■ Set of tasks
(A) Using the JIRA comment on the tryLock() hang, answer these:
(i) Who posted the comment?
(ii) Which protocol delivers the RPC from A at B?
(iii) What kind of message does A send back to B?
(B) Continue the JIRA comment on the tryLock() hang after its final line.

[jboss-jira] [JBoss JIRA] (JGRP-1610) LockingService and rpc on the same cluster, tryLock() hangs

Fri Apr 26 12:20:53 EDT 2013

    [ https://issues.jboss.org/browse/JGRP-1610?page=com.atlassian.jira.plugin.system.issuetabpanels:comment-tabpanel&focusedCommentId=12770446#comment-12770446 ] 

Bela Ban commented on JGRP-1610:
--------------------------------

OK, it is clear why this fails:
- A invokes a *synchronous* (blocking) RPC on B
- UNICAST delivers the RPC from A at B
- The RPC tries to acquire the lock from A (who already holds it)
- A sends back a LOCK-DENIED unicast to B
- However, because B is already processing the RPC from A; the LOCK-DENIED messages won't get processed until the RPC returns. However, the RPC will only return when the lock has been granted or denied
==> A classic deadlock !

■ Stored records

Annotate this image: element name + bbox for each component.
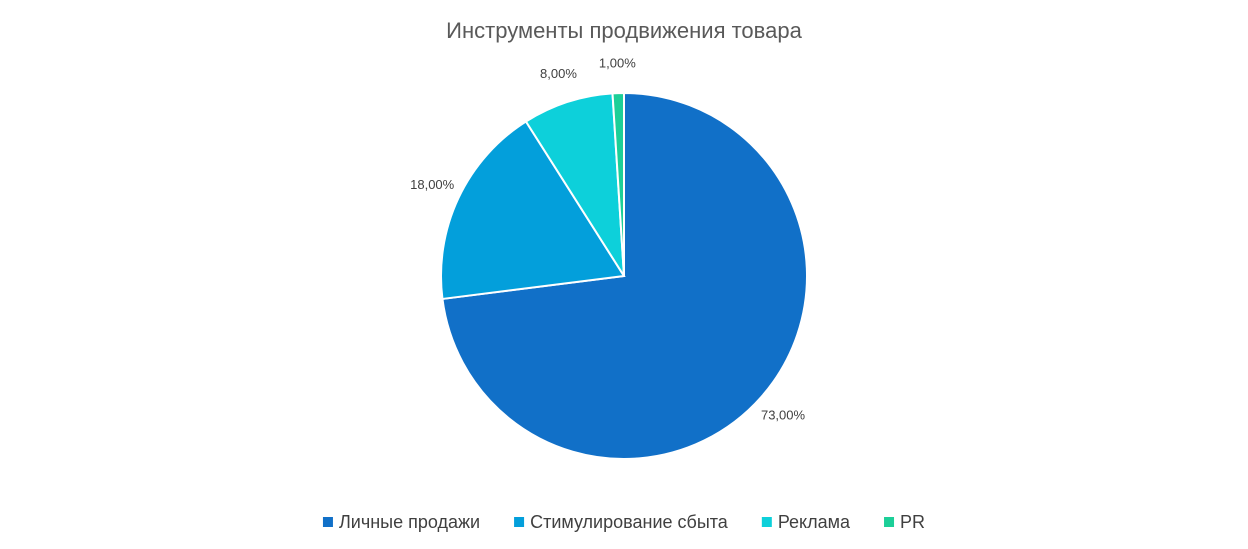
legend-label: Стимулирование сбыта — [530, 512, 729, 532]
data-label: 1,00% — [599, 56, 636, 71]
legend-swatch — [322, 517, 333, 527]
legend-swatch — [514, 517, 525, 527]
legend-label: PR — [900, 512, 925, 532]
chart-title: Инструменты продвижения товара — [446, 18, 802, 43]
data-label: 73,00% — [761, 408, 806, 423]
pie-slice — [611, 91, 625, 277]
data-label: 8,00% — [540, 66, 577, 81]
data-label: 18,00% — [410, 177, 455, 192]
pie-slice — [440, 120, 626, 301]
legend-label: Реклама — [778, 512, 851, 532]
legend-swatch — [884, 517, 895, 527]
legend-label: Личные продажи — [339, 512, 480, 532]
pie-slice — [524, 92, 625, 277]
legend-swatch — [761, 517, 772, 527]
==
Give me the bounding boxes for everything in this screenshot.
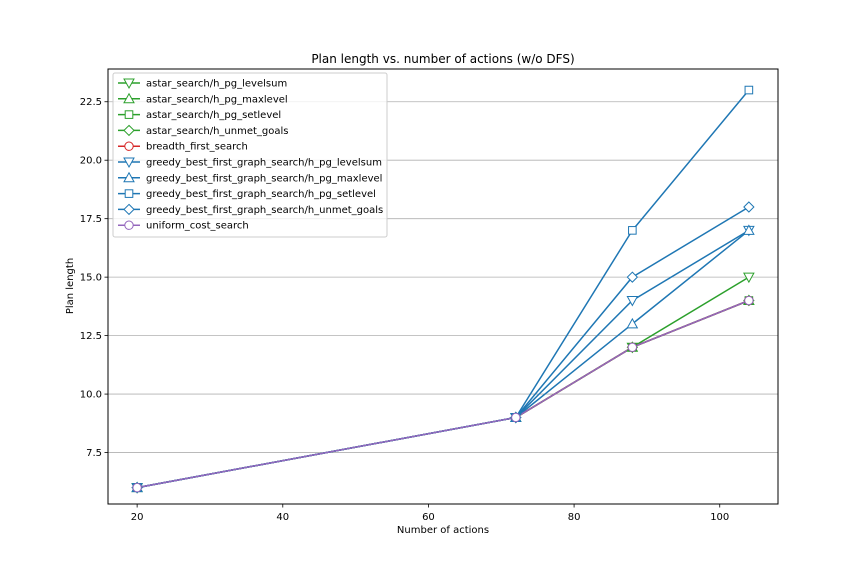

■ Task-by-task answers
(A)
(i) Bela Ban
(ii) UNICAST
(iii) A LOCK-DENIED unicast

(B)
SOLUTION:
#1 Invoke the initial RPC as ASYNC RPC, or hold a future to it
#2 JGroups sends all messages which have no ordering contraints as OOBs, e.g. LOCK-GRANTED / LOCK-DENIED

> LockingService and rpc on the same cluster, tryLock() hangs
> -----------------------------------------------------------
>
>                 Key: JGRP-1610
>                 URL: https://issues.jboss.org/browse/JGRP-1610
>             Project: JGroups
>          Issue Type: Feature Request
>            Reporter: Bela Ban
>            Assignee: Bela Ban
>             Fix For: 3.3
>
>         Attachments: RpcLockingTest.java
>
>
> Hi,
> Yes, the sequence diagram only depicted the second part of my description. 
> Anyway, I've attached a test file that reproduce the problem. 
> It contains two test cases, one where the coordinator of the lock is the one who 
> sends the message first, and a second case where the non-coordinator sends 
> the message first.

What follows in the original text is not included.